(DATA ROWS)
☆ ☆ ☆

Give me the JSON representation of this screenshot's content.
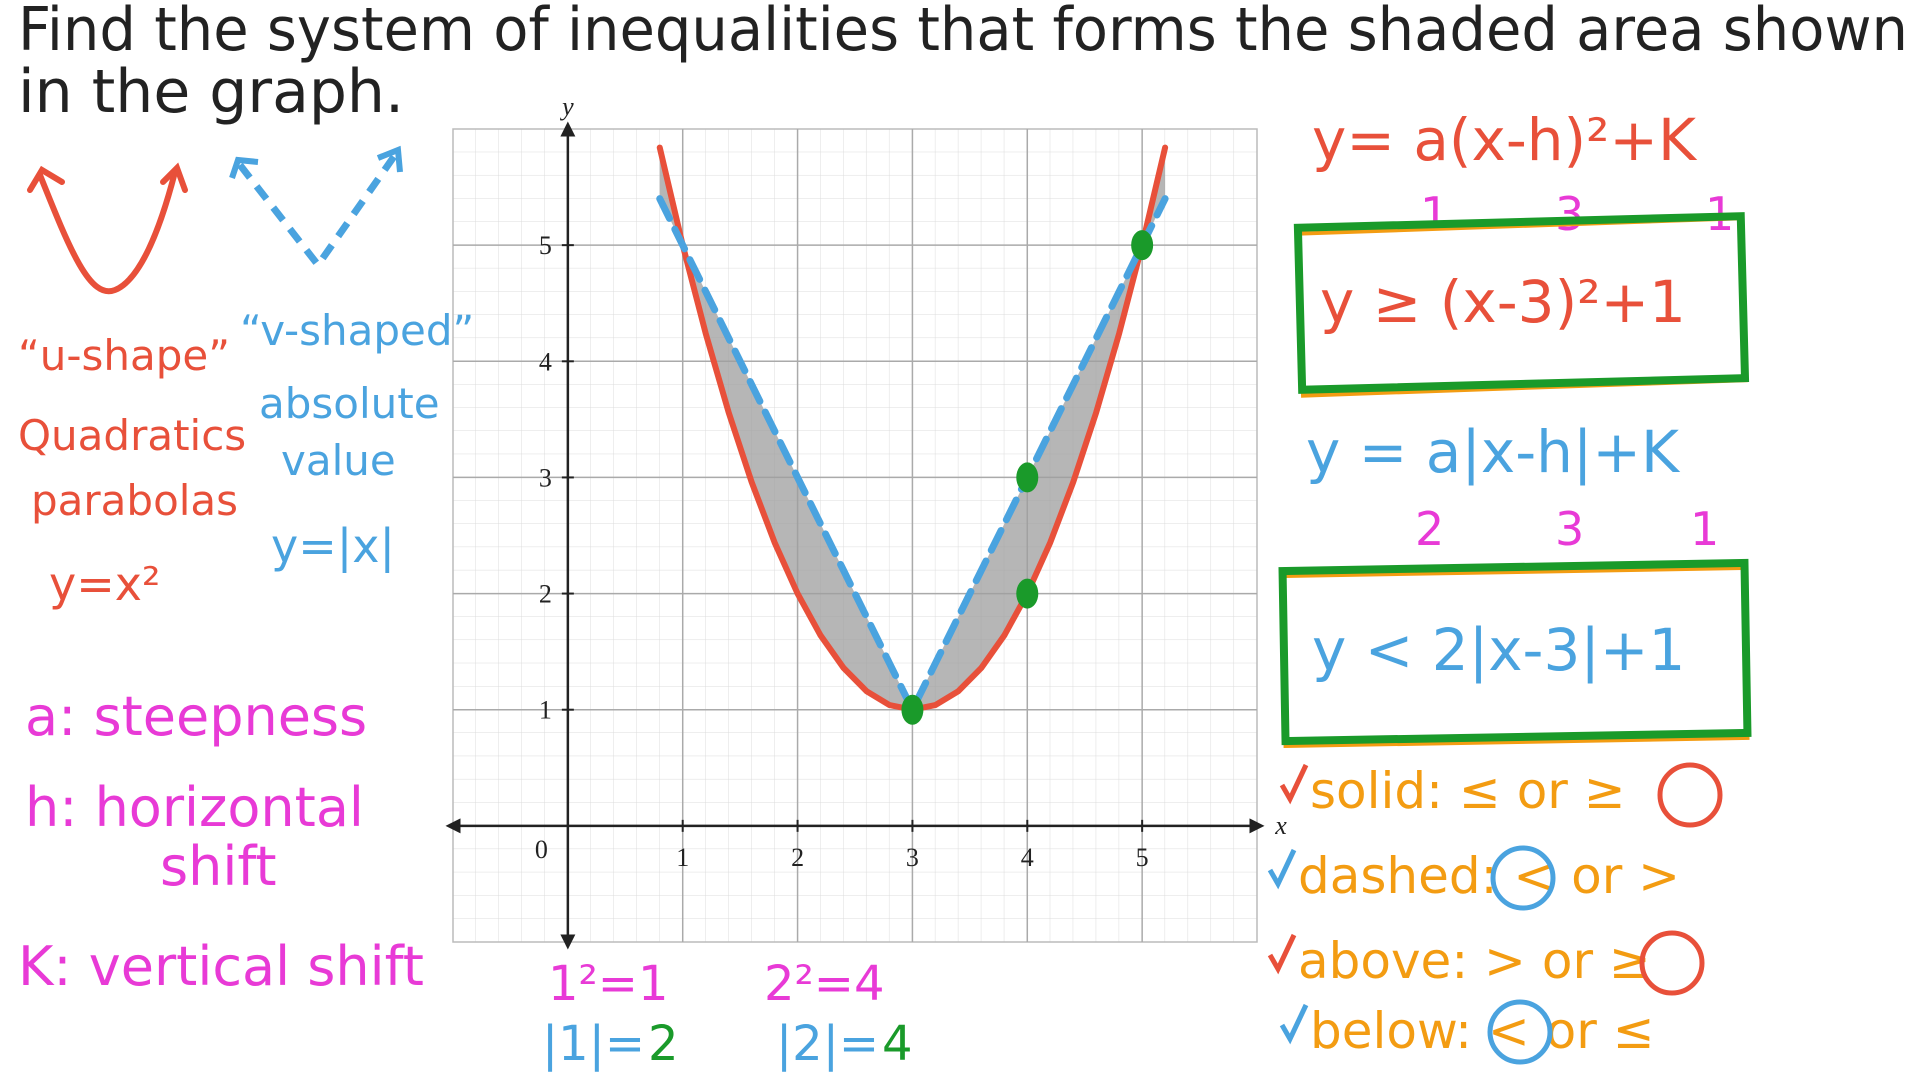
{
  "title_lines": [
    "Find the system of inequalities that forms the shaded area shown",
    "in the graph."
  ],
  "left_notes": {
    "u_shape": "“u-shape”",
    "v_shaped": "“v-shaped”",
    "quadratics": "Quadratics",
    "parabolas": "parabolas",
    "parabola_eq": "y=x²",
    "absolute": "absolute",
    "value": "value",
    "abs_eq": "y=|x|",
    "a_def": "a: steepness",
    "h_def": "h: horizontal",
    "h_def2": "shift",
    "k_def": "K: vertical shift"
  },
  "bottom_notes": {
    "sq1": "1²=1",
    "abs1": "|1|=",
    "abs1_fix": "2",
    "sq2": "2²=4",
    "abs2": "|2|=",
    "abs2_fix": "4"
  },
  "right_notes": {
    "vertex_form": "y= a(x-h)²+K",
    "quad_params": [
      "1",
      "3",
      "1"
    ],
    "quad_answer": "y ≥ (x-3)²+1",
    "abs_form": "y = a|x-h|+K",
    "abs_params": [
      "2",
      "3",
      "1"
    ],
    "abs_answer": "y < 2|x-3|+1",
    "rules": [
      "solid: ≤ or ≥",
      "dashed: < or >",
      "above: > or ≥",
      "below: < or ≤"
    ]
  },
  "chart_data": {
    "type": "line",
    "x_label": "x",
    "y_label": "y",
    "origin_label": "0",
    "x": [
      0.8,
      1.0,
      1.2,
      1.4,
      1.6,
      1.8,
      2.0,
      2.2,
      2.4,
      2.6,
      2.8,
      3.0,
      3.2,
      3.4,
      3.6,
      3.8,
      4.0,
      4.2,
      4.4,
      4.6,
      4.8,
      5.0,
      5.2
    ],
    "series": [
      {
        "color": "#e8503a",
        "values": [
          5.84,
          5.0,
          4.24,
          3.56,
          2.96,
          2.44,
          2.0,
          1.64,
          1.36,
          1.16,
          1.04,
          1.0,
          1.04,
          1.16,
          1.36,
          1.64,
          2.0,
          2.44,
          2.96,
          3.56,
          4.24,
          5.0,
          5.84
        ]
      },
      {
        "color": "#4aa3df",
        "dashed": true,
        "values": [
          5.4,
          5.0,
          4.6,
          4.2,
          3.8,
          3.4,
          3.0,
          2.6,
          2.2,
          1.8,
          1.4,
          1.0,
          1.4,
          1.8,
          2.2,
          2.6,
          3.0,
          3.4,
          3.8,
          4.2,
          4.6,
          5.0,
          5.4
        ]
      }
    ],
    "points": {
      "color": "#1a9a2a",
      "x": [
        3,
        4,
        4,
        5
      ],
      "y": [
        1,
        2,
        3,
        5
      ]
    },
    "xlim": [
      -1,
      6
    ],
    "ylim": [
      -1,
      6
    ],
    "xticks": [
      1,
      2,
      3,
      4,
      5
    ],
    "yticks": [
      1,
      2,
      3,
      4,
      5
    ],
    "grid": true
  }
}
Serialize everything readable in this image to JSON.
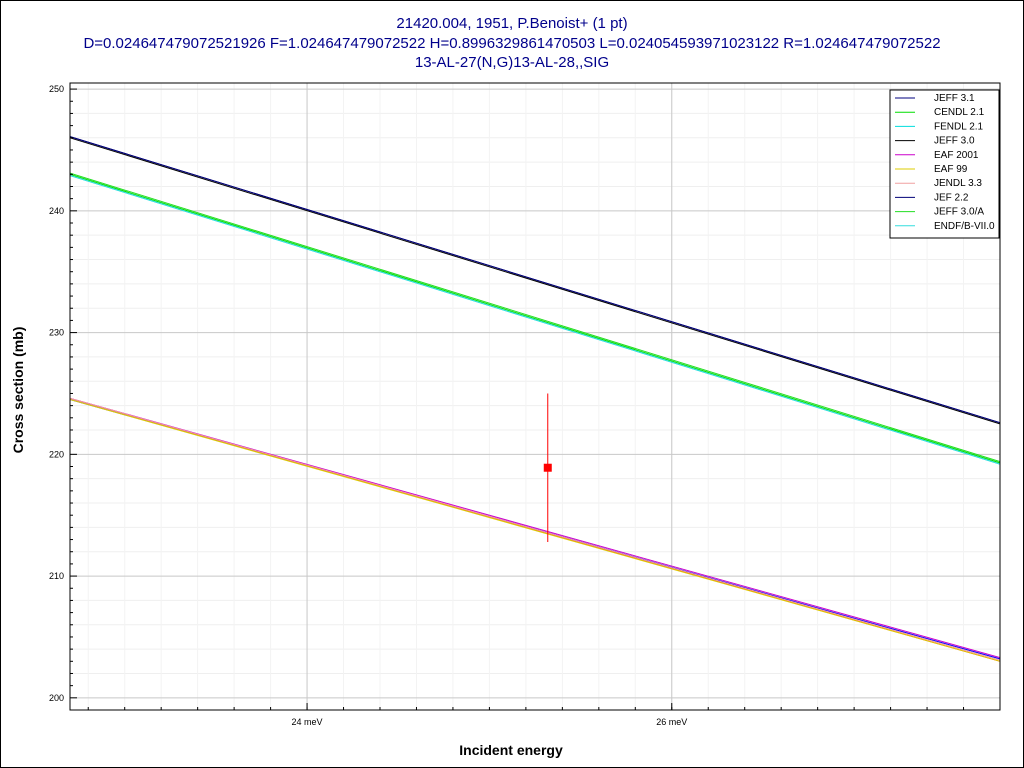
{
  "chart_data": {
    "type": "line",
    "title": "21420.004, 1951, P.Benoist+ (1 pt)",
    "subtitle": "D=0.024647479072521926 F=1.024647479072522 H=0.8996329861470503 L=0.024054593971023122 R=1.024647479072522",
    "reaction": "13-AL-27(N,G)13-AL-28,,SIG",
    "xlabel": "Incident energy",
    "ylabel": "Cross section (mb)",
    "xlim": [
      22.7,
      27.8
    ],
    "ylim": [
      199.0,
      250.5
    ],
    "x_ticks": [
      {
        "value": 24,
        "label": "24 meV"
      },
      {
        "value": 26,
        "label": "26 meV"
      }
    ],
    "y_ticks": [
      200,
      210,
      220,
      230,
      240,
      250
    ],
    "grid": true,
    "legend_position": "top-right",
    "series": [
      {
        "name": "JEFF 3.1",
        "color": "#00007f",
        "x": [
          22.7,
          27.8
        ],
        "y": [
          246.1,
          222.6
        ]
      },
      {
        "name": "CENDL 2.1",
        "color": "#00dd00",
        "x": [
          22.7,
          27.8
        ],
        "y": [
          243.0,
          219.3
        ]
      },
      {
        "name": "FENDL 2.1",
        "color": "#00dddd",
        "x": [
          22.7,
          27.8
        ],
        "y": [
          242.9,
          219.2
        ]
      },
      {
        "name": "JEFF 3.0",
        "color": "#000000",
        "x": [
          22.7,
          27.8
        ],
        "y": [
          246.0,
          222.5
        ]
      },
      {
        "name": "EAF 2001",
        "color": "#cc00cc",
        "x": [
          22.7,
          27.8
        ],
        "y": [
          224.6,
          203.3
        ]
      },
      {
        "name": "EAF 99",
        "color": "#ddcc00",
        "x": [
          22.7,
          27.8
        ],
        "y": [
          224.5,
          203.0
        ]
      },
      {
        "name": "JENDL 3.3",
        "color": "#f0a0a0",
        "x": [
          22.7,
          27.8
        ],
        "y": [
          224.6,
          203.1
        ]
      },
      {
        "name": "JEF 2.2",
        "color": "#000077",
        "x": [
          22.7,
          27.8
        ],
        "y": [
          246.1,
          222.6
        ]
      },
      {
        "name": "JEFF 3.0/A",
        "color": "#22dd22",
        "x": [
          22.7,
          27.8
        ],
        "y": [
          243.1,
          219.4
        ]
      },
      {
        "name": "ENDF/B-VII.0",
        "color": "#33dddd",
        "x": [
          22.7,
          27.8
        ],
        "y": [
          242.9,
          219.2
        ]
      }
    ],
    "extra_curves": [
      {
        "color": "#0000ff",
        "x": [
          22.7,
          27.8
        ],
        "y": [
          224.5,
          203.2
        ]
      },
      {
        "color": "#ff2020",
        "x": [
          22.7,
          27.8
        ],
        "y": [
          224.6,
          203.0
        ]
      }
    ],
    "measurements": [
      {
        "x": 25.32,
        "y": 218.9,
        "yerr": 6.1,
        "color": "#ff0000"
      }
    ]
  }
}
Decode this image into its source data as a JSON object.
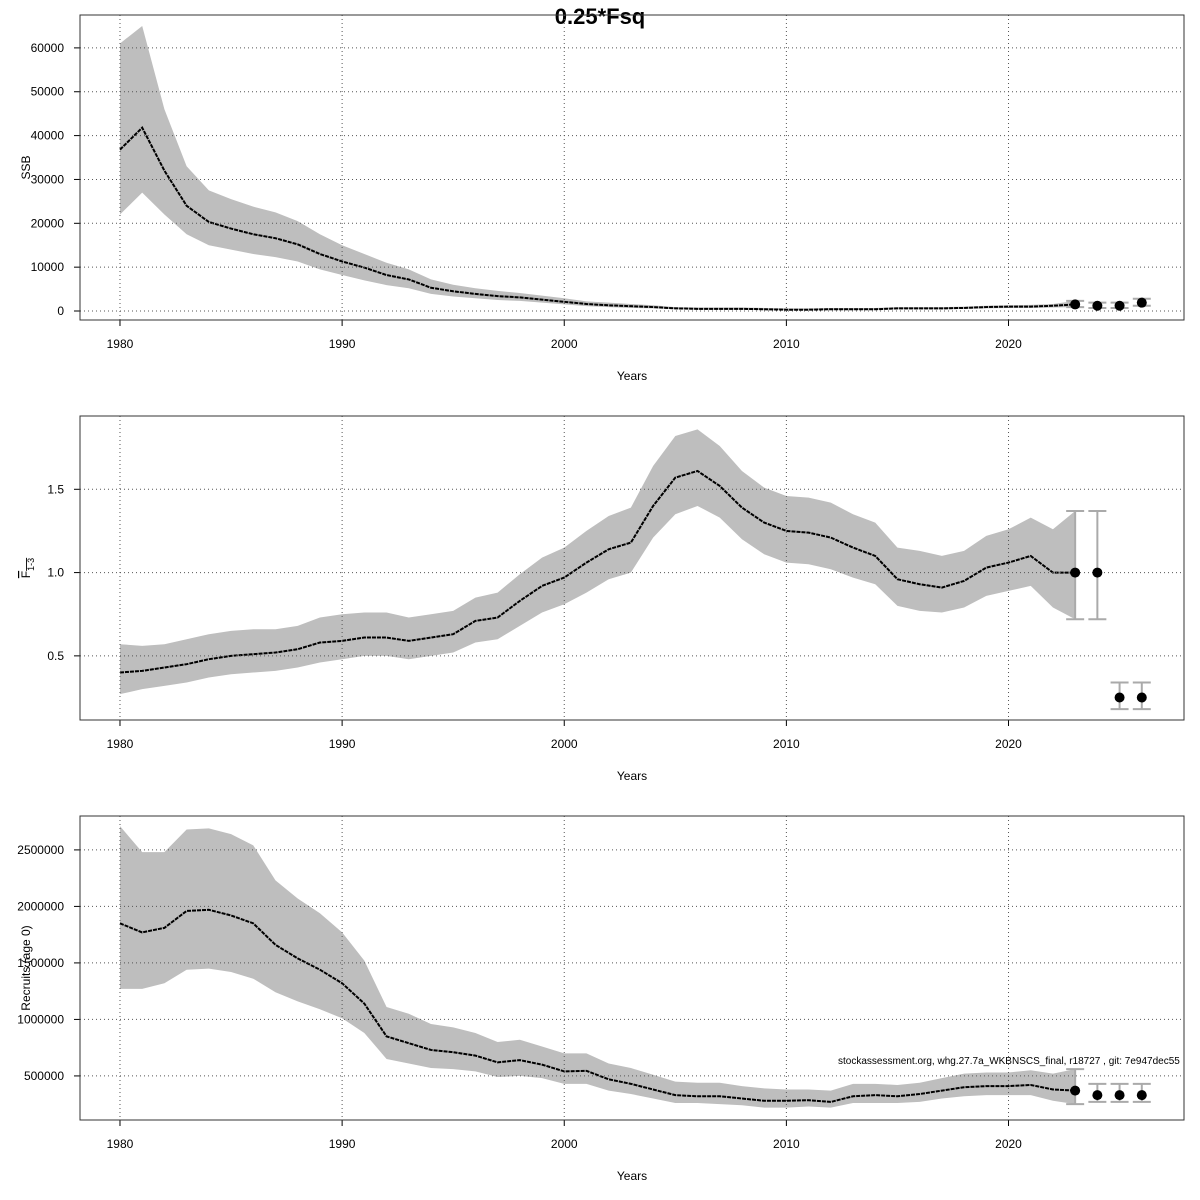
{
  "title": "0.25*Fsq",
  "footnote": "stockassessment.org, whg.27.7a_WKBNSCS_final, r18727 , git: 7e947dec55",
  "chart_data": [
    {
      "type": "line",
      "xlabel": "Years",
      "ylabel": "SSB",
      "xlim": [
        1978.2,
        2027.9
      ],
      "xticks": [
        1980,
        1990,
        2000,
        2010,
        2020
      ],
      "ylim": [
        -2050,
        67500
      ],
      "yticks": [
        0,
        10000,
        20000,
        30000,
        40000,
        50000,
        60000
      ],
      "grid": true,
      "x": [
        1980,
        1981,
        1982,
        1983,
        1984,
        1985,
        1986,
        1987,
        1988,
        1989,
        1990,
        1991,
        1992,
        1993,
        1994,
        1995,
        1996,
        1997,
        1998,
        1999,
        2000,
        2001,
        2002,
        2003,
        2004,
        2005,
        2006,
        2007,
        2008,
        2009,
        2010,
        2011,
        2012,
        2013,
        2014,
        2015,
        2016,
        2017,
        2018,
        2019,
        2020,
        2021,
        2022,
        2023
      ],
      "values": [
        36800,
        41800,
        32000,
        24000,
        20300,
        18800,
        17500,
        16600,
        15200,
        13000,
        11300,
        9900,
        8200,
        7200,
        5300,
        4500,
        3900,
        3400,
        3100,
        2600,
        2100,
        1600,
        1300,
        1100,
        900,
        600,
        500,
        500,
        500,
        400,
        300,
        300,
        400,
        400,
        400,
        600,
        600,
        600,
        700,
        900,
        1000,
        1000,
        1200,
        1500
      ],
      "upper": [
        61000,
        65000,
        46000,
        33000,
        27500,
        25500,
        23800,
        22500,
        20500,
        17500,
        15000,
        13000,
        11000,
        9500,
        7200,
        6000,
        5200,
        4600,
        4100,
        3500,
        2900,
        2200,
        1900,
        1600,
        1300,
        900,
        800,
        800,
        800,
        700,
        600,
        600,
        700,
        700,
        700,
        900,
        900,
        900,
        1000,
        1200,
        1300,
        1400,
        1600,
        2300
      ],
      "lower": [
        22000,
        27000,
        22000,
        17500,
        15000,
        14000,
        13000,
        12300,
        11300,
        9500,
        8200,
        7000,
        5900,
        5200,
        3900,
        3300,
        2900,
        2500,
        2300,
        1900,
        1500,
        1100,
        900,
        700,
        600,
        400,
        300,
        300,
        300,
        200,
        200,
        200,
        200,
        200,
        300,
        400,
        400,
        400,
        500,
        600,
        700,
        700,
        800,
        900
      ],
      "band_color": "#bebebe",
      "line_color": "#000000",
      "forecast": {
        "x": [
          2023,
          2024,
          2025,
          2026
        ],
        "values": [
          1500,
          1200,
          1200,
          1900
        ],
        "lower": [
          900,
          700,
          700,
          1200
        ],
        "upper": [
          2300,
          1900,
          1900,
          2800
        ]
      }
    },
    {
      "type": "line",
      "xlabel": "Years",
      "ylabel": "F",
      "ylabel_sub": "1-3",
      "xlim": [
        1978.2,
        2027.9
      ],
      "xticks": [
        1980,
        1990,
        2000,
        2010,
        2020
      ],
      "ylim": [
        0.115,
        1.94
      ],
      "yticks": [
        0.5,
        {
          "value": 1,
          "label": "1.0"
        },
        1.5
      ],
      "grid": true,
      "x": [
        1980,
        1981,
        1982,
        1983,
        1984,
        1985,
        1986,
        1987,
        1988,
        1989,
        1990,
        1991,
        1992,
        1993,
        1994,
        1995,
        1996,
        1997,
        1998,
        1999,
        2000,
        2001,
        2002,
        2003,
        2004,
        2005,
        2006,
        2007,
        2008,
        2009,
        2010,
        2011,
        2012,
        2013,
        2014,
        2015,
        2016,
        2017,
        2018,
        2019,
        2020,
        2021,
        2022,
        2023
      ],
      "values": [
        0.4,
        0.41,
        0.43,
        0.45,
        0.48,
        0.5,
        0.51,
        0.52,
        0.54,
        0.58,
        0.59,
        0.61,
        0.61,
        0.59,
        0.61,
        0.63,
        0.71,
        0.73,
        0.83,
        0.92,
        0.97,
        1.06,
        1.14,
        1.18,
        1.4,
        1.57,
        1.61,
        1.52,
        1.39,
        1.3,
        1.25,
        1.24,
        1.21,
        1.15,
        1.1,
        0.96,
        0.93,
        0.91,
        0.95,
        1.03,
        1.06,
        1.1,
        1.0,
        1.0
      ],
      "upper": [
        0.57,
        0.56,
        0.57,
        0.6,
        0.63,
        0.65,
        0.66,
        0.66,
        0.68,
        0.73,
        0.75,
        0.76,
        0.76,
        0.73,
        0.75,
        0.77,
        0.85,
        0.88,
        0.99,
        1.09,
        1.15,
        1.25,
        1.34,
        1.39,
        1.64,
        1.82,
        1.86,
        1.76,
        1.61,
        1.51,
        1.46,
        1.45,
        1.42,
        1.35,
        1.3,
        1.15,
        1.13,
        1.1,
        1.13,
        1.22,
        1.26,
        1.33,
        1.26,
        1.37
      ],
      "lower": [
        0.27,
        0.3,
        0.32,
        0.34,
        0.37,
        0.39,
        0.4,
        0.41,
        0.43,
        0.46,
        0.48,
        0.5,
        0.5,
        0.48,
        0.5,
        0.52,
        0.58,
        0.6,
        0.68,
        0.76,
        0.81,
        0.88,
        0.96,
        1.0,
        1.21,
        1.35,
        1.4,
        1.33,
        1.2,
        1.11,
        1.06,
        1.05,
        1.02,
        0.97,
        0.93,
        0.8,
        0.77,
        0.76,
        0.79,
        0.86,
        0.89,
        0.92,
        0.79,
        0.72
      ],
      "band_color": "#bebebe",
      "line_color": "#000000",
      "forecast": {
        "x": [
          2023,
          2024,
          2025,
          2026
        ],
        "values": [
          1.0,
          1.0,
          0.25,
          0.25
        ],
        "lower": [
          0.72,
          0.72,
          0.18,
          0.18
        ],
        "upper": [
          1.37,
          1.37,
          0.34,
          0.34
        ]
      }
    },
    {
      "type": "line",
      "xlabel": "Years",
      "ylabel": "Recruits (age 0)",
      "xlim": [
        1978.2,
        2027.9
      ],
      "xticks": [
        1980,
        1990,
        2000,
        2010,
        2020
      ],
      "ylim": [
        110000,
        2800000
      ],
      "yticks": [
        500000,
        1000000,
        1500000,
        2000000,
        2500000
      ],
      "grid": true,
      "x": [
        1980,
        1981,
        1982,
        1983,
        1984,
        1985,
        1986,
        1987,
        1988,
        1989,
        1990,
        1991,
        1992,
        1993,
        1994,
        1995,
        1996,
        1997,
        1998,
        1999,
        2000,
        2001,
        2002,
        2003,
        2004,
        2005,
        2006,
        2007,
        2008,
        2009,
        2010,
        2011,
        2012,
        2013,
        2014,
        2015,
        2016,
        2017,
        2018,
        2019,
        2020,
        2021,
        2022,
        2023
      ],
      "values": [
        1850000,
        1770000,
        1810000,
        1960000,
        1970000,
        1920000,
        1850000,
        1660000,
        1540000,
        1440000,
        1320000,
        1140000,
        850000,
        790000,
        730000,
        710000,
        680000,
        620000,
        640000,
        600000,
        540000,
        545000,
        470000,
        430000,
        380000,
        330000,
        320000,
        320000,
        300000,
        280000,
        280000,
        285000,
        270000,
        320000,
        330000,
        320000,
        340000,
        370000,
        400000,
        410000,
        410000,
        420000,
        380000,
        370000
      ],
      "upper": [
        2710000,
        2480000,
        2480000,
        2680000,
        2690000,
        2640000,
        2540000,
        2230000,
        2070000,
        1940000,
        1770000,
        1520000,
        1110000,
        1050000,
        960000,
        930000,
        880000,
        800000,
        820000,
        760000,
        700000,
        700000,
        610000,
        570000,
        510000,
        450000,
        440000,
        440000,
        410000,
        390000,
        380000,
        380000,
        370000,
        430000,
        430000,
        420000,
        440000,
        480000,
        520000,
        530000,
        530000,
        550000,
        520000,
        560000
      ],
      "lower": [
        1270000,
        1270000,
        1320000,
        1440000,
        1450000,
        1420000,
        1360000,
        1240000,
        1160000,
        1090000,
        1010000,
        880000,
        650000,
        610000,
        570000,
        560000,
        540000,
        490000,
        500000,
        480000,
        430000,
        430000,
        370000,
        340000,
        300000,
        260000,
        260000,
        250000,
        240000,
        220000,
        220000,
        230000,
        220000,
        260000,
        260000,
        260000,
        270000,
        300000,
        320000,
        330000,
        330000,
        330000,
        280000,
        250000
      ],
      "band_color": "#bebebe",
      "line_color": "#000000",
      "forecast": {
        "x": [
          2023,
          2024,
          2025,
          2026
        ],
        "values": [
          370000,
          330000,
          330000,
          330000
        ],
        "lower": [
          250000,
          270000,
          270000,
          270000
        ],
        "upper": [
          560000,
          430000,
          430000,
          430000
        ]
      }
    }
  ]
}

☆ ☆ ☆

(DIRECTION) Identify the lines in the records above that contain the word "name", then state how many there are and nothing more.

(OUTPUT OF THE EXERCISE) 10